THE EXERCISE – What follows is a listing. Return every line of it exactly.

EXERCISE DATA –
^^^^^^^^

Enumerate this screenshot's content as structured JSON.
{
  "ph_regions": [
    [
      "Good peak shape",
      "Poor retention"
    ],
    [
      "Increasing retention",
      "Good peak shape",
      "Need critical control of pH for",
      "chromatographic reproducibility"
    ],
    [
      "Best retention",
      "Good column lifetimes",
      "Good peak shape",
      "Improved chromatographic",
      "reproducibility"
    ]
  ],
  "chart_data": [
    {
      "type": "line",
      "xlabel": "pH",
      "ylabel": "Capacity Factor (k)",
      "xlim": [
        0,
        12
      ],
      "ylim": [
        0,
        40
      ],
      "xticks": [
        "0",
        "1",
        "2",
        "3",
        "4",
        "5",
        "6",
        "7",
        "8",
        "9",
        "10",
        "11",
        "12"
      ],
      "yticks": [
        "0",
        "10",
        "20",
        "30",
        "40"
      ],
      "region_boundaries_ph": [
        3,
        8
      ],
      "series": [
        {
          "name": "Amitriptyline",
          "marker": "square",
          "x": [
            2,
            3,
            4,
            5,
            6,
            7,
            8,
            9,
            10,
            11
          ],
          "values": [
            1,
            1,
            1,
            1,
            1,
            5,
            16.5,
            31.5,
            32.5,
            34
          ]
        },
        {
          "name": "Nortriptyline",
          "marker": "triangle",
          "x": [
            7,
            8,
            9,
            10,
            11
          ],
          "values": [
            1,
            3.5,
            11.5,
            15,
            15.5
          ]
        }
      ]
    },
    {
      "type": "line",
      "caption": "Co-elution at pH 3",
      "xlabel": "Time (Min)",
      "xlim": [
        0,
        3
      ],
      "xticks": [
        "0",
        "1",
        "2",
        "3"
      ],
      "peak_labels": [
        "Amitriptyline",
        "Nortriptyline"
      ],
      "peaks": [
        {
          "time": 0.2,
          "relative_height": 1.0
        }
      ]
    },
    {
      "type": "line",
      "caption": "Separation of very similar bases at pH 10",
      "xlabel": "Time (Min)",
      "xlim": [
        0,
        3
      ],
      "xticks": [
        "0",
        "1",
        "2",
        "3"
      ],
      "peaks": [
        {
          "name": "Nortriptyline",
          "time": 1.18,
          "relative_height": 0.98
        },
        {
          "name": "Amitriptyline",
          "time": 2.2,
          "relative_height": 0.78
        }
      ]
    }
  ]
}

^^^^^^^^

EXPECTED ANSWER –
Enumerate this screenshot's content as structured JSON.
{
  "ph_regions": [
    [
      "Good peak shape",
      "Poor retention"
    ],
    [
      "Increasing retention",
      "Good peak shape",
      "Need critical control of pH for",
      "chromatographic reproducibility"
    ],
    [
      "Best retention",
      "Good column lifetimes",
      "Good peak shape",
      "Improved chromatographic",
      "reproducibility"
    ]
  ],
  "chart_data": [
    {
      "type": "line",
      "xlabel": "pH",
      "ylabel": "Capacity Factor (k)",
      "xlim": [
        0,
        12
      ],
      "ylim": [
        0,
        40
      ],
      "xticks": [
        "0",
        "1",
        "2",
        "3",
        "4",
        "5",
        "6",
        "7",
        "8",
        "9",
        "10",
        "11",
        "12"
      ],
      "yticks": [
        "0",
        "10",
        "20",
        "30",
        "40"
      ],
      "region_boundaries_ph": [
        3,
        8
      ],
      "series": [
        {
          "name": "Amitriptyline",
          "marker": "square",
          "x": [
            2,
            3,
            4,
            5,
            6,
            7,
            8,
            9,
            10,
            11
          ],
          "values": [
            1,
            1,
            1,
            1,
            1,
            5,
            16.5,
            31.5,
            32.5,
            34
          ]
        },
        {
          "name": "Nortriptyline",
          "marker": "triangle",
          "x": [
            7,
            8,
            9,
            10,
            11
          ],
          "values": [
            1,
            3.5,
            11.5,
            15,
            15.5
          ]
        }
      ]
    },
    {
      "type": "line",
      "caption": "Co-elution at pH 3",
      "xlabel": "Time (Min)",
      "xlim": [
        0,
        3
      ],
      "xticks": [
        "0",
        "1",
        "2",
        "3"
      ],
      "peak_labels": [
        "Amitriptyline",
        "Nortriptyline"
      ],
      "peaks": [
        {
          "time": 0.2,
          "relative_height": 1.0
        }
      ]
    },
    {
      "type": "line",
      "caption": "Separation of very similar bases at pH 10",
      "xlabel": "Time (Min)",
      "xlim": [
        0,
        3
      ],
      "xticks": [
        "0",
        "1",
        "2",
        "3"
      ],
      "peaks": [
        {
          "name": "Nortriptyline",
          "time": 1.18,
          "relative_height": 0.98
        },
        {
          "name": "Amitriptyline",
          "time": 2.2,
          "relative_height": 0.78
        }
      ]
    }
  ]
}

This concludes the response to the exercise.